# Exercise instructions:
Search the records for the word "综上所述" and report each line that has it.

-- Start --

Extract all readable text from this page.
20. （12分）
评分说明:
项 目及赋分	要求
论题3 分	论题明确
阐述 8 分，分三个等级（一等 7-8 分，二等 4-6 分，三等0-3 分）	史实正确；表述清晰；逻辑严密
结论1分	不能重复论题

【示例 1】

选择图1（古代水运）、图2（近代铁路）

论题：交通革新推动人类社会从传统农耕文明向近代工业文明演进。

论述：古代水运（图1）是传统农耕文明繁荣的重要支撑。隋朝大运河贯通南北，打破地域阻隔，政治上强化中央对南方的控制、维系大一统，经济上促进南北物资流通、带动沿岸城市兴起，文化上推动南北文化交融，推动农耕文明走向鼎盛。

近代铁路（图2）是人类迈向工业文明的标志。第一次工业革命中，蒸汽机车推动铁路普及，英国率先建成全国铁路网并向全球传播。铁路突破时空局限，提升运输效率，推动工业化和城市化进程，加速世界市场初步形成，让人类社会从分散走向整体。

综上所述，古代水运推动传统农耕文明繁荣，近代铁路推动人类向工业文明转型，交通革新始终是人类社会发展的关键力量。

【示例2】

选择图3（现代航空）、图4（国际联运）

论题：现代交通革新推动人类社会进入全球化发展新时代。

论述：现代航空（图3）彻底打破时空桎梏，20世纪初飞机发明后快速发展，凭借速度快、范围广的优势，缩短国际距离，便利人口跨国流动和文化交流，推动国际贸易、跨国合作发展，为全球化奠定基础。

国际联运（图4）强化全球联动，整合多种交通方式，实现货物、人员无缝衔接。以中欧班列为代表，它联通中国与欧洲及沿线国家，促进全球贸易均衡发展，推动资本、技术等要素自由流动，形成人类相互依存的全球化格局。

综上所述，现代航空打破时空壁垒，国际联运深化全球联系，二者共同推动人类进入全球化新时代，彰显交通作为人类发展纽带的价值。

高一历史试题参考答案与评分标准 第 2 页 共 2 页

-- End --

# Solution:
综上所述，古代水运推动传统农耕文明繁荣，近代铁路推动人类向工业文明转型，交通革新始终是人类社会发展的关键力量。
综上所述，现代航空打破时空壁垒，国际联运深化全球联系，二者共同推动人类进入全球化新时代，彰显交通作为人类发展纽带的价值。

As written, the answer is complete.